Entries taken from a collection —

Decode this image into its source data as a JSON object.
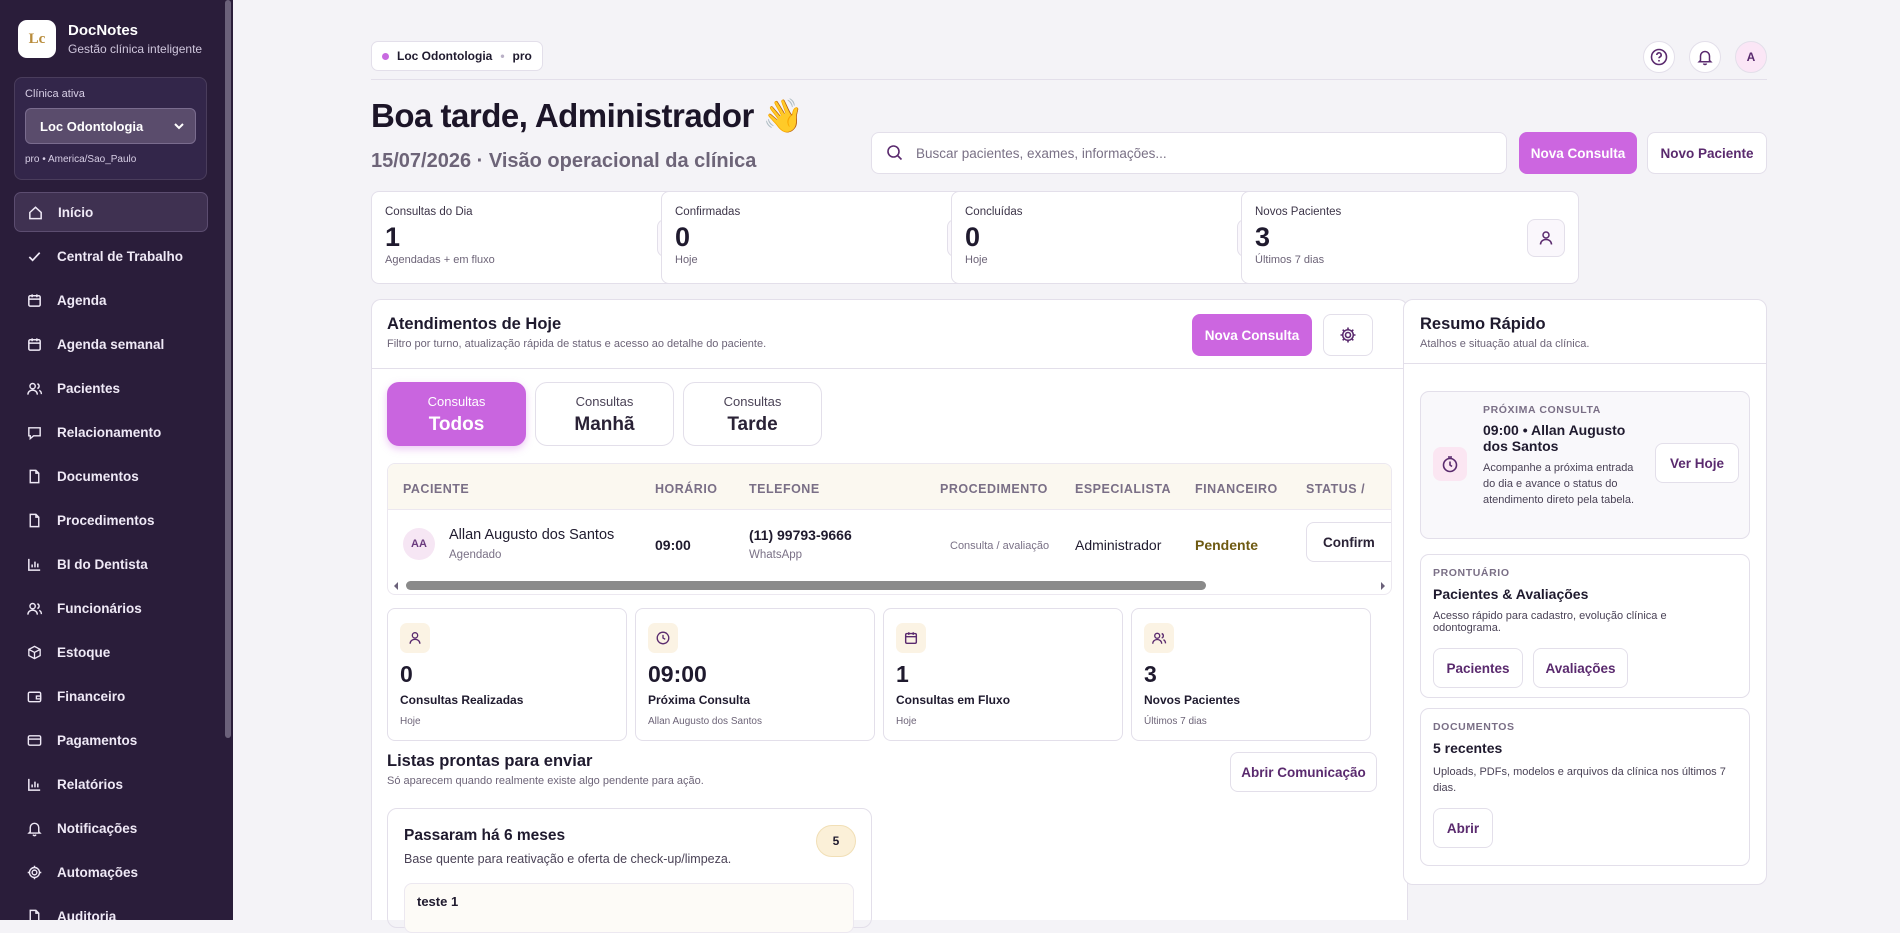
{
  "sidebar": {
    "brand": {
      "name": "DocNotes",
      "tagline": "Gestão clínica inteligente",
      "logo_text": "Lc"
    },
    "clinic": {
      "label": "Clínica ativa",
      "selected": "Loc Odontologia",
      "meta": "pro • America/Sao_Paulo"
    },
    "items": [
      {
        "label": "Início",
        "icon": "home-icon"
      },
      {
        "label": "Central de Trabalho",
        "icon": "check-icon"
      },
      {
        "label": "Agenda",
        "icon": "calendar-icon"
      },
      {
        "label": "Agenda semanal",
        "icon": "calendar-icon"
      },
      {
        "label": "Pacientes",
        "icon": "users-icon"
      },
      {
        "label": "Relacionamento",
        "icon": "chat-icon"
      },
      {
        "label": "Documentos",
        "icon": "document-icon"
      },
      {
        "label": "Procedimentos",
        "icon": "document-icon"
      },
      {
        "label": "BI do Dentista",
        "icon": "bar-chart-icon"
      },
      {
        "label": "Funcionários",
        "icon": "users-icon"
      },
      {
        "label": "Estoque",
        "icon": "box-icon"
      },
      {
        "label": "Financeiro",
        "icon": "wallet-icon"
      },
      {
        "label": "Pagamentos",
        "icon": "credit-card-icon"
      },
      {
        "label": "Relatórios",
        "icon": "bar-chart-icon"
      },
      {
        "label": "Notificações",
        "icon": "bell-icon"
      },
      {
        "label": "Automações",
        "icon": "gear-icon"
      },
      {
        "label": "Auditoria",
        "icon": "document-icon"
      }
    ]
  },
  "topbar": {
    "clinic": "Loc Odontologia",
    "plan": "pro",
    "avatar": "A"
  },
  "header": {
    "greeting": "Boa tarde, Administrador 👋",
    "subtitle": "15/07/2026 · Visão operacional da clínica",
    "search_placeholder": "Buscar pacientes, exames, informações...",
    "btn_new_consult": "Nova Consulta",
    "btn_new_patient": "Novo Paciente"
  },
  "stats": [
    {
      "title": "Consultas do Dia",
      "value": "1",
      "sub": "Agendadas + em fluxo",
      "icon": "calendar-icon"
    },
    {
      "title": "Confirmadas",
      "value": "0",
      "sub": "Hoje",
      "icon": "check-icon"
    },
    {
      "title": "Concluídas",
      "value": "0",
      "sub": "Hoje",
      "icon": "document-icon"
    },
    {
      "title": "Novos Pacientes",
      "value": "3",
      "sub": "Últimos 7 dias",
      "icon": "user-icon"
    }
  ],
  "today": {
    "title": "Atendimentos de Hoje",
    "subtitle": "Filtro por turno, atualização rápida de status e acesso ao detalhe do paciente.",
    "btn": "Nova Consulta",
    "tabs": [
      {
        "top": "Consultas",
        "label": "Todos"
      },
      {
        "top": "Consultas",
        "label": "Manhã"
      },
      {
        "top": "Consultas",
        "label": "Tarde"
      }
    ],
    "columns": [
      "PACIENTE",
      "HORÁRIO",
      "TELEFONE",
      "PROCEDIMENTO",
      "ESPECIALISTA",
      "FINANCEIRO",
      "STATUS /"
    ],
    "rows": [
      {
        "initials": "AA",
        "name": "Allan Augusto dos Santos",
        "status_sub": "Agendado",
        "time": "09:00",
        "phone": "(11) 99793-9666",
        "phone_sub": "WhatsApp",
        "procedure": "Consulta / avaliação",
        "specialist": "Administrador",
        "financial": "Pendente",
        "action": "Confirm"
      }
    ]
  },
  "kpis": [
    {
      "value": "0",
      "label": "Consultas Realizadas",
      "sub": "Hoje",
      "icon": "user-icon"
    },
    {
      "value": "09:00",
      "label": "Próxima Consulta",
      "sub": "Allan Augusto dos Santos",
      "icon": "clock-icon"
    },
    {
      "value": "1",
      "label": "Consultas em Fluxo",
      "sub": "Hoje",
      "icon": "calendar-icon"
    },
    {
      "value": "3",
      "label": "Novos Pacientes",
      "sub": "Últimos 7 dias",
      "icon": "users-icon"
    }
  ],
  "lists": {
    "title": "Listas prontas para enviar",
    "subtitle": "Só aparecem quando realmente existe algo pendente para ação.",
    "btn": "Abrir Comunicação",
    "card": {
      "title": "Passaram há 6 meses",
      "desc": "Base quente para reativação e oferta de check-up/limpeza.",
      "count": "5",
      "item": "teste 1"
    }
  },
  "summary": {
    "title": "Resumo Rápido",
    "subtitle": "Atalhos e situação atual da clínica.",
    "next": {
      "caption": "PRÓXIMA CONSULTA",
      "title": "09:00 • Allan Augusto dos Santos",
      "desc": "Acompanhe a próxima entrada do dia e avance o status do atendimento direto pela tabela.",
      "btn": "Ver Hoje"
    },
    "records": {
      "caption": "PRONTUÁRIO",
      "title": "Pacientes & Avaliações",
      "desc": "Acesso rápido para cadastro, evolução clínica e odontograma.",
      "btn1": "Pacientes",
      "btn2": "Avaliações"
    },
    "docs": {
      "caption": "DOCUMENTOS",
      "title": "5 recentes",
      "desc": "Uploads, PDFs, modelos e arquivos da clínica nos últimos 7 dias.",
      "btn": "Abrir"
    }
  }
}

STATED TASK — Using the records above, list each line that includes "Avaliações".

SOLUTION FOR THIS EXERCISE —
      "title": "Pacientes & Avaliações",
      "btn2": "Avaliações"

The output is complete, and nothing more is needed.